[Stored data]
★ ★ ★ ★ ★

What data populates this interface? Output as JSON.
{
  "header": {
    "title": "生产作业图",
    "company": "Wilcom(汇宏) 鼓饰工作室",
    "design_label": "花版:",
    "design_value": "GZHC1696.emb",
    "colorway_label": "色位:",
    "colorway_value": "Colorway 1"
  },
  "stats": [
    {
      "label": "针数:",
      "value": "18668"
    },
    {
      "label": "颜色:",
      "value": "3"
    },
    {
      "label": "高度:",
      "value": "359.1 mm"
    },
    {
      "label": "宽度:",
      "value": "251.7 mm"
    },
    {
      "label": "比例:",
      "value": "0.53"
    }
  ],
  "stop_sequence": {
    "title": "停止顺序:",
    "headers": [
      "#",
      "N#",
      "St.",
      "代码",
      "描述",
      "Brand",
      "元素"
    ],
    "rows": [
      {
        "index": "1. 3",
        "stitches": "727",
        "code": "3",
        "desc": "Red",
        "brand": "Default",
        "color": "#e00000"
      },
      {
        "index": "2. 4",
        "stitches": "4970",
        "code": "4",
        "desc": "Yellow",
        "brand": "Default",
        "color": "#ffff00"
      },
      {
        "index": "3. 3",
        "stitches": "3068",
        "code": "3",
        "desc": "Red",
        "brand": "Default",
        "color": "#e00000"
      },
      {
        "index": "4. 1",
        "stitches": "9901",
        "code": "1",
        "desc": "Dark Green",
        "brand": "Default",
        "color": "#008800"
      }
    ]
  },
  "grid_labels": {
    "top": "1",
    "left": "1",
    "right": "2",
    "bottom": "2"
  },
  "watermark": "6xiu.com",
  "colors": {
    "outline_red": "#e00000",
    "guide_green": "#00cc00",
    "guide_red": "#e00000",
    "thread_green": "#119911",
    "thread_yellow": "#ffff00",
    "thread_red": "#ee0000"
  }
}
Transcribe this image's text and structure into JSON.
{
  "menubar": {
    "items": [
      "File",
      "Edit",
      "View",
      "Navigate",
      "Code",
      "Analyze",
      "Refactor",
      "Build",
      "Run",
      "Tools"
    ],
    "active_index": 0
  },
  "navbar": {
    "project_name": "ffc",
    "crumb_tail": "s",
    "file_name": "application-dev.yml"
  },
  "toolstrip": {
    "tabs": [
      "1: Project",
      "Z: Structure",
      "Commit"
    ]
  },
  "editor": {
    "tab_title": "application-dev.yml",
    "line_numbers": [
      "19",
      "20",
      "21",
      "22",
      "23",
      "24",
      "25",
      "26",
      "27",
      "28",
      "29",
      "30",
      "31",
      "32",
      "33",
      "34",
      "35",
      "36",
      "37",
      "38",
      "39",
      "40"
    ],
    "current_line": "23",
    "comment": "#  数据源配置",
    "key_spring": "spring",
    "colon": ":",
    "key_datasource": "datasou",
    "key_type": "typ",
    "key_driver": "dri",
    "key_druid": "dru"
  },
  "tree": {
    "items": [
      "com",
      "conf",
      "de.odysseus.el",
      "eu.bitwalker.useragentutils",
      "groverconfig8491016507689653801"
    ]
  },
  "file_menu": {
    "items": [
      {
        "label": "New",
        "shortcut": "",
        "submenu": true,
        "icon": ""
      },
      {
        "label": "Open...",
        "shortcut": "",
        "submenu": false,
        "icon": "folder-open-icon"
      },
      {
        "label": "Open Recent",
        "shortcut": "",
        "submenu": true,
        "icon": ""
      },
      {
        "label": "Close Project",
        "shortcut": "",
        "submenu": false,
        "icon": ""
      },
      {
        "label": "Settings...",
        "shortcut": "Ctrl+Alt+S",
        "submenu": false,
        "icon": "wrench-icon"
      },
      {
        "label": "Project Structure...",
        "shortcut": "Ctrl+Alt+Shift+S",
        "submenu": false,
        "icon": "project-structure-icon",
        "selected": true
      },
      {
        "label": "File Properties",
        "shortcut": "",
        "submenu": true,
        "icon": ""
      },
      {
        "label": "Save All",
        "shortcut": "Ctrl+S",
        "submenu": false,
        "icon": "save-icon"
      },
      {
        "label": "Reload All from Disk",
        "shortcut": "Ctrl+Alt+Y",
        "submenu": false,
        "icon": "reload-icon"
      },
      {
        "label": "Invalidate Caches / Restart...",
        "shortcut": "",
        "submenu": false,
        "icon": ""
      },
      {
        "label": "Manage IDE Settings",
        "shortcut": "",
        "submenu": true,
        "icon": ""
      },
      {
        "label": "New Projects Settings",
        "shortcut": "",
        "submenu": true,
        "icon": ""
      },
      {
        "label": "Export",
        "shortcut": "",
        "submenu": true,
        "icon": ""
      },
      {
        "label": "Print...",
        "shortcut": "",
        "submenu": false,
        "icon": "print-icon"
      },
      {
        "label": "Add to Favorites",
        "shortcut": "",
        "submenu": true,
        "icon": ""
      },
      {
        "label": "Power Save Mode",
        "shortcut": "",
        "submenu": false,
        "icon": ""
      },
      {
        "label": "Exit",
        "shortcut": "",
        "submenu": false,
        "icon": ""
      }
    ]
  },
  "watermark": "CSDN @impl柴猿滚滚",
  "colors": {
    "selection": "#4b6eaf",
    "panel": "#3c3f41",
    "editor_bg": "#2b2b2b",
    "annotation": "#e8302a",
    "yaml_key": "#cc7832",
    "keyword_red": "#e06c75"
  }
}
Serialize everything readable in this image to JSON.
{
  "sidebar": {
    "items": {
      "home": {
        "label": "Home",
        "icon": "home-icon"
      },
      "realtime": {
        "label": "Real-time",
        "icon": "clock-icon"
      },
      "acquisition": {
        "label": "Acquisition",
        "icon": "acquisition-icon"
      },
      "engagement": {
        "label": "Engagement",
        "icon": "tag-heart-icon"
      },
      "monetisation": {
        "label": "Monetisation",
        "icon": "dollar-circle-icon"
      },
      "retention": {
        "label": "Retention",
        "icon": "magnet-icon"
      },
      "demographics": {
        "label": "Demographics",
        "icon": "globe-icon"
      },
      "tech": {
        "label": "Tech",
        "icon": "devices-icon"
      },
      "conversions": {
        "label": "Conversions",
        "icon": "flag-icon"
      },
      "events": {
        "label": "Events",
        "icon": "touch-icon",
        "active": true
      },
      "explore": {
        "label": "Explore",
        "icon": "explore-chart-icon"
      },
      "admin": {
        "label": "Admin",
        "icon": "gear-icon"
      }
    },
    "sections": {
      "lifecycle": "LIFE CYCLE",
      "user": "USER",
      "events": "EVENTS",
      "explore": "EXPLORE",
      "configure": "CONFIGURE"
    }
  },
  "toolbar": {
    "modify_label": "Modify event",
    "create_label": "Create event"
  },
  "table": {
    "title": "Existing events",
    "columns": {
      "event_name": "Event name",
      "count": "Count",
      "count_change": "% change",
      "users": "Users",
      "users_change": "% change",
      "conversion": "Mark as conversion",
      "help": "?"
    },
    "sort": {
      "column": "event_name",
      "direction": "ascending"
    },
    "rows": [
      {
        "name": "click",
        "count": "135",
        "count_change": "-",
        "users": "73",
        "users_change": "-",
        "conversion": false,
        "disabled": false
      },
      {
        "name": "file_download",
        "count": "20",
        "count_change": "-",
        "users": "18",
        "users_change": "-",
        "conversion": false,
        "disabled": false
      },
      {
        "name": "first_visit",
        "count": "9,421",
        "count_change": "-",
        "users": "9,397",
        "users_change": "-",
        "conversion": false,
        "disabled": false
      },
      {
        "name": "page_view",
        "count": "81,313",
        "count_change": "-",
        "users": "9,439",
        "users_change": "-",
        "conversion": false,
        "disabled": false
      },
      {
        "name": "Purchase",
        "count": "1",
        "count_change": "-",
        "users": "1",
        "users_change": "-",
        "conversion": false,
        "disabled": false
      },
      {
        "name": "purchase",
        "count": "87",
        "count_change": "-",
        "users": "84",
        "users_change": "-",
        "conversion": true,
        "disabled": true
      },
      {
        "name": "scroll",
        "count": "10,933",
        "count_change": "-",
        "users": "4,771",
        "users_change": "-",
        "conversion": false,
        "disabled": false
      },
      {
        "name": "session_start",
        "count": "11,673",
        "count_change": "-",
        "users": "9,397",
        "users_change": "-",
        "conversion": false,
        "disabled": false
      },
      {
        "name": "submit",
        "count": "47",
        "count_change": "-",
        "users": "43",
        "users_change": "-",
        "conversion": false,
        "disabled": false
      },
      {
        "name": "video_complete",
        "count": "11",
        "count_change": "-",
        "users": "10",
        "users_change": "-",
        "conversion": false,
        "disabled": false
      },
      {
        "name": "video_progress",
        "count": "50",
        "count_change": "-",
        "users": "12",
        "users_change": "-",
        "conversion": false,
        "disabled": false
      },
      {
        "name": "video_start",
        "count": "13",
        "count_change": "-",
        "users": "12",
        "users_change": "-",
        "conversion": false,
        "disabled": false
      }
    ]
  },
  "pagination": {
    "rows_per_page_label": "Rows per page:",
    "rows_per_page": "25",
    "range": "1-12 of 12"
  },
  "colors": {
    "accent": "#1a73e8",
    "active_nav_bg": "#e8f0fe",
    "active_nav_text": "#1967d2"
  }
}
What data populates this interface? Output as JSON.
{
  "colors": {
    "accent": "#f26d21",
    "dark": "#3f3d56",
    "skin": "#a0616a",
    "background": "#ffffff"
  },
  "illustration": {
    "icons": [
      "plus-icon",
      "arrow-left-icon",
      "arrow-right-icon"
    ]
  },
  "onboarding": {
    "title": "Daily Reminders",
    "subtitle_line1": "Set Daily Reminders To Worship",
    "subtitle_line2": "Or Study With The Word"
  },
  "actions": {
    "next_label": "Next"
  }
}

★ ★ ★ ★ ★

> Prompt: Check every line of the data, and copy the ones that contain "watermark".

> Task solution:
  "watermark": "6xiu.com",
  "watermark": "CSDN @impl柴猿滚滚",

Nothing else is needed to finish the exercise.